## [Records supplied]

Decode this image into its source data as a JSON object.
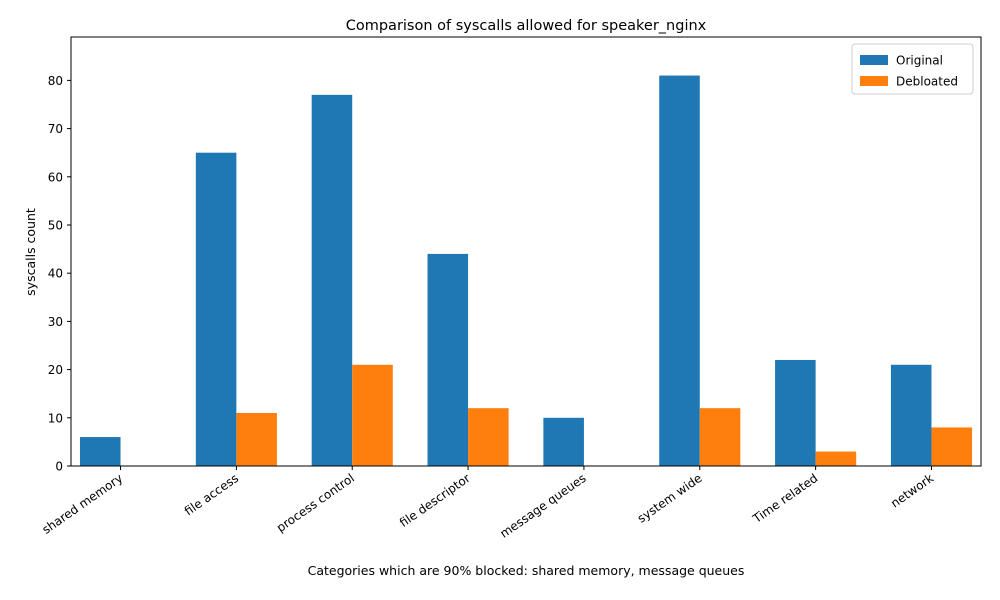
{
  "chart_data": {
    "type": "bar",
    "title": "Comparison of syscalls allowed for speaker_nginx",
    "xlabel": "Categories which are 90% blocked: shared memory, message queues",
    "ylabel": "syscalls count",
    "categories": [
      "shared memory",
      "file access",
      "process control",
      "file descriptor",
      "message queues",
      "system wide",
      "Time related",
      "network"
    ],
    "series": [
      {
        "name": "Original",
        "values": [
          6,
          65,
          77,
          44,
          10,
          81,
          22,
          21
        ],
        "color": "#1f77b4"
      },
      {
        "name": "Debloated",
        "values": [
          0,
          11,
          21,
          12,
          0,
          12,
          3,
          8
        ],
        "color": "#ff7f0e"
      }
    ],
    "yticks": [
      0,
      10,
      20,
      30,
      40,
      50,
      60,
      70,
      80
    ],
    "ylim": [
      0,
      89
    ],
    "grid": false,
    "legend_position": "top-right"
  }
}
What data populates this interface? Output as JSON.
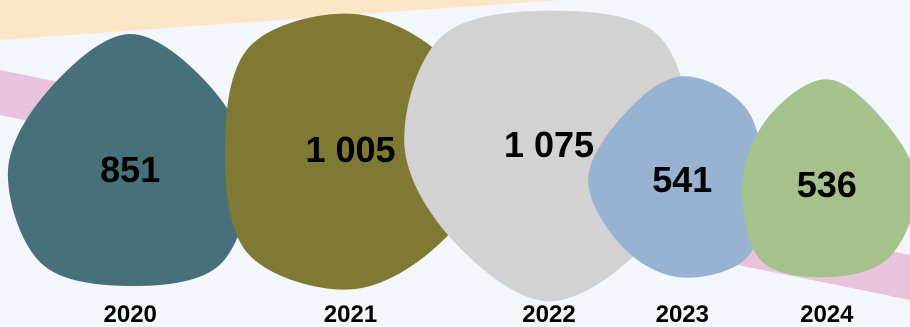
{
  "chart_data": {
    "type": "bar",
    "title": "",
    "xlabel": "",
    "ylabel": "",
    "categories": [
      "2020",
      "2021",
      "2022",
      "2023",
      "2024"
    ],
    "values": [
      851,
      1005,
      1075,
      541,
      536
    ],
    "value_labels": [
      "851",
      "1 005",
      "1 075",
      "541",
      "536"
    ],
    "colors": [
      "#47707b",
      "#7f7934",
      "#d2d2d2",
      "#97b3d1",
      "#a5c28d"
    ],
    "background": {
      "base": "#f3f6fb",
      "band_peach": "#fde6c8",
      "band_pink": "#e9c3dc"
    }
  }
}
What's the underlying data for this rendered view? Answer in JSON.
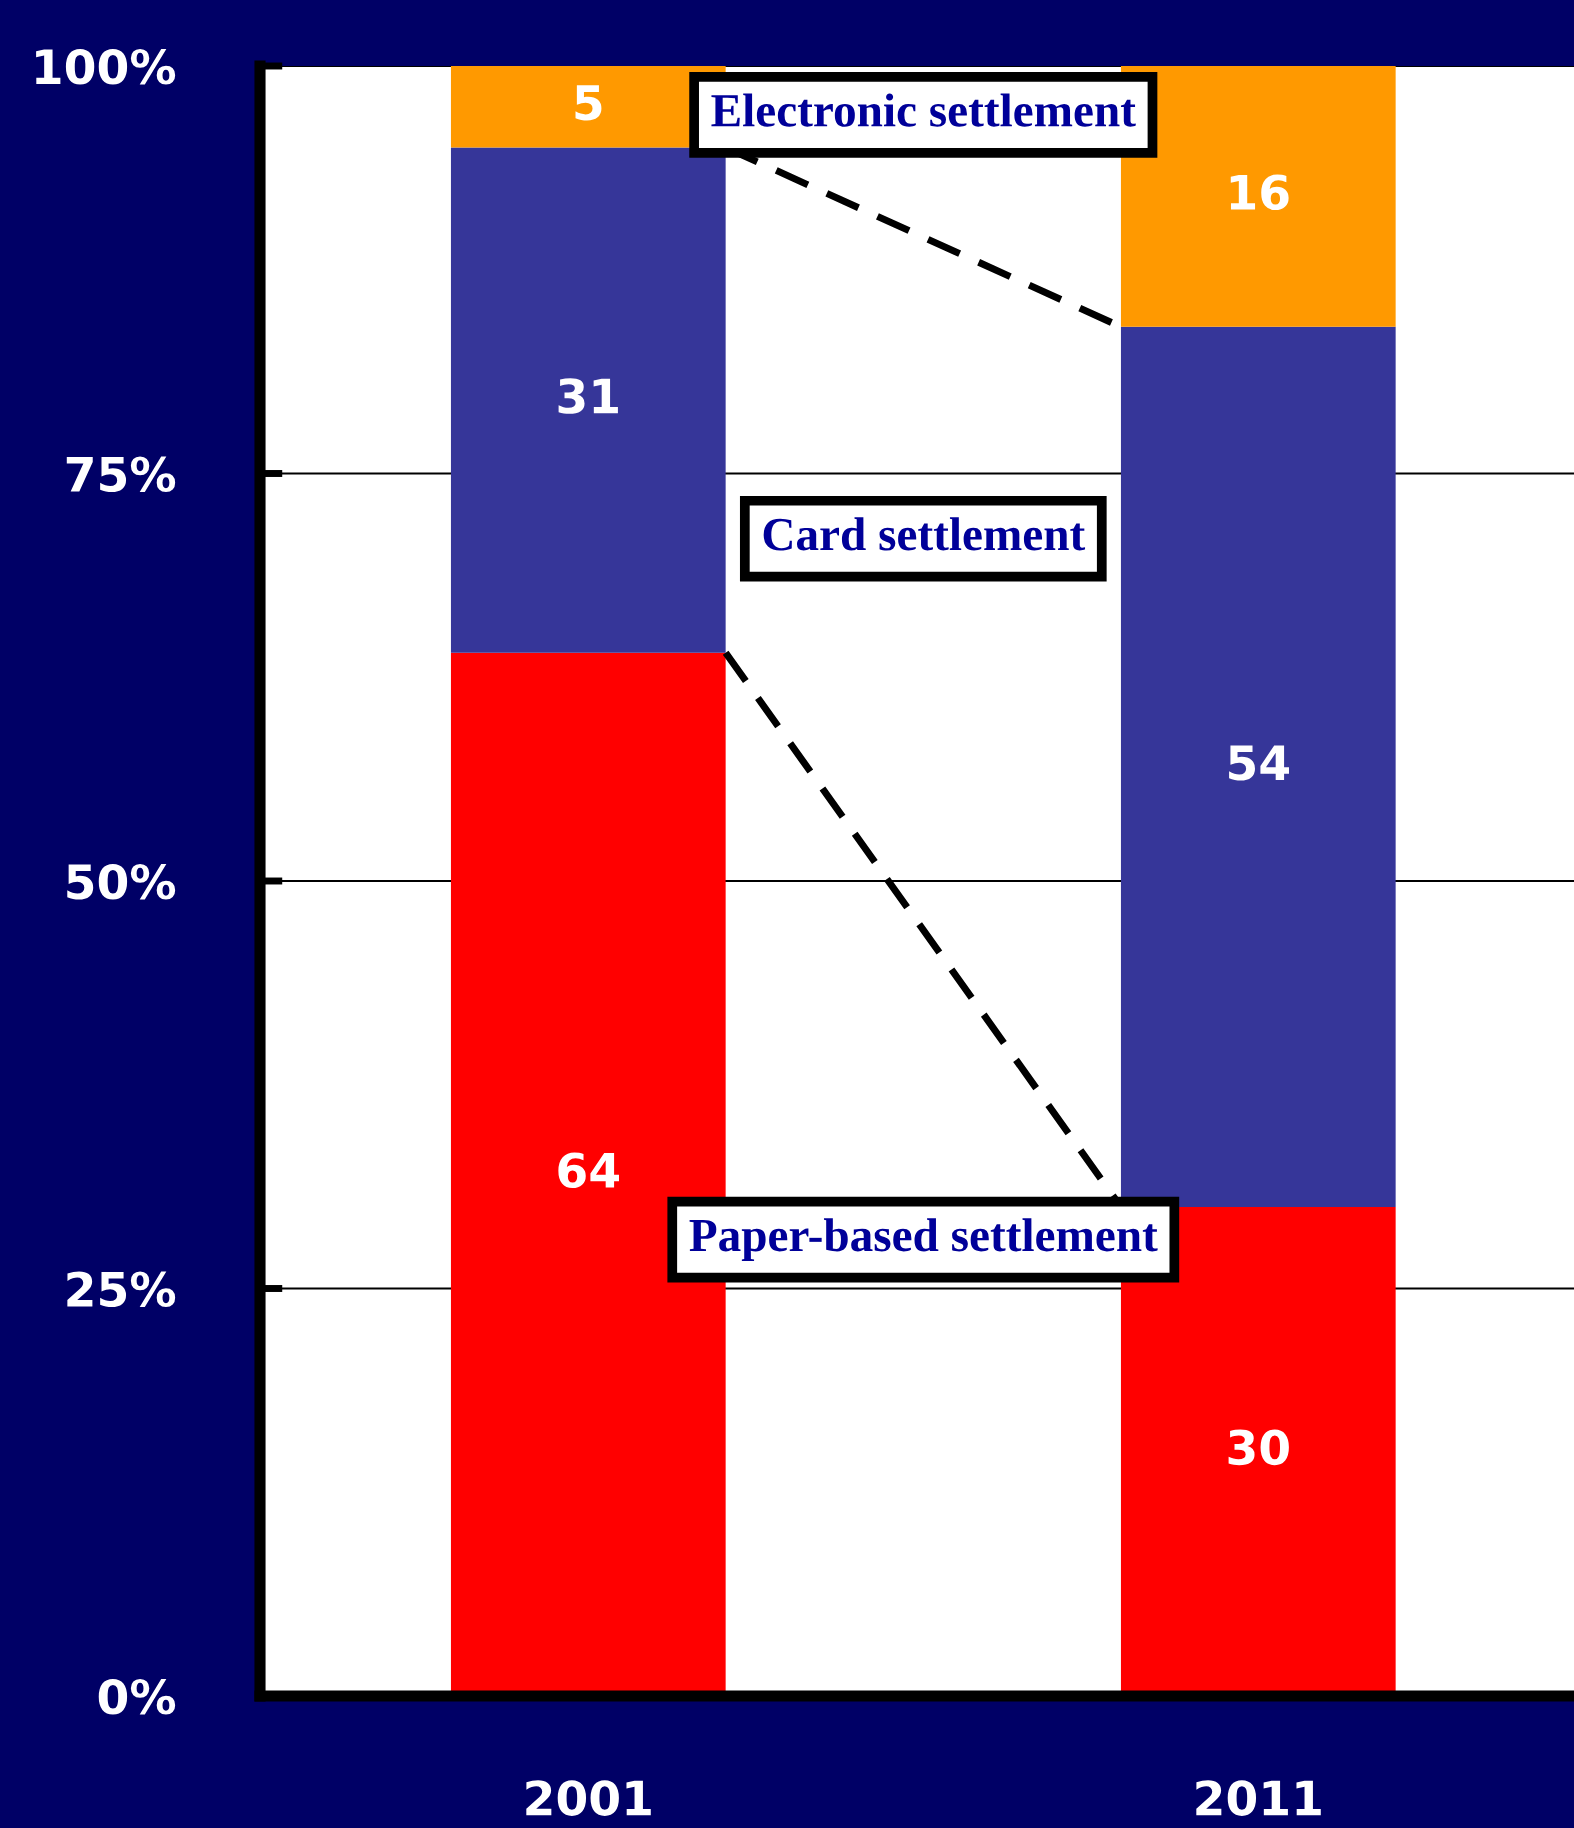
{
  "chart_data": {
    "type": "bar",
    "stacked": true,
    "categories": [
      "2001",
      "2011"
    ],
    "series": [
      {
        "name": "Paper-based settlement",
        "color": "#ff0000",
        "values": [
          64,
          30
        ]
      },
      {
        "name": "Card settlement",
        "color": "#363699",
        "values": [
          31,
          54
        ]
      },
      {
        "name": "Electronic settlement",
        "color": "#ff9900",
        "values": [
          5,
          16
        ]
      }
    ],
    "ylim": [
      0,
      100
    ],
    "yticks": [
      {
        "value": 0,
        "label": "0%"
      },
      {
        "value": 25,
        "label": "25%"
      },
      {
        "value": 50,
        "label": "50%"
      },
      {
        "value": 75,
        "label": "75%"
      },
      {
        "value": 100,
        "label": "100%"
      }
    ],
    "grid": "y",
    "legend": false,
    "data_labels": true
  }
}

## [Required work]
What do the lines above say from the line containing "What data populates" through the last line? Quote them exactly, both ends included, and leave out the pictures.

## [The result]
What data populates this interface? Output as JSON.
{
  "chart_data": {
    "type": "bar",
    "title": "",
    "xlabel": "",
    "ylabel": "",
    "categories": [
      "2020",
      "2021",
      "2022",
      "2023",
      "2024"
    ],
    "values": [
      851,
      1005,
      1075,
      541,
      536
    ],
    "value_labels": [
      "851",
      "1 005",
      "1 075",
      "541",
      "536"
    ],
    "colors": [
      "#47707b",
      "#7f7934",
      "#d2d2d2",
      "#97b3d1",
      "#a5c28d"
    ],
    "background": {
      "base": "#f3f6fb",
      "band_peach": "#fde6c8",
      "band_pink": "#e9c3dc"
    }
  }
}
What's the underlying data for this rendered view? Answer in JSON.
{
  "chart_data": {
    "type": "bar",
    "stacked": true,
    "categories": [
      "2001",
      "2011"
    ],
    "series": [
      {
        "name": "Paper-based settlement",
        "color": "#ff0000",
        "values": [
          64,
          30
        ]
      },
      {
        "name": "Card settlement",
        "color": "#363699",
        "values": [
          31,
          54
        ]
      },
      {
        "name": "Electronic settlement",
        "color": "#ff9900",
        "values": [
          5,
          16
        ]
      }
    ],
    "ylim": [
      0,
      100
    ],
    "yticks": [
      {
        "value": 0,
        "label": "0%"
      },
      {
        "value": 25,
        "label": "25%"
      },
      {
        "value": 50,
        "label": "50%"
      },
      {
        "value": 75,
        "label": "75%"
      },
      {
        "value": 100,
        "label": "100%"
      }
    ],
    "grid": "y",
    "legend": false,
    "data_labels": true
  }
}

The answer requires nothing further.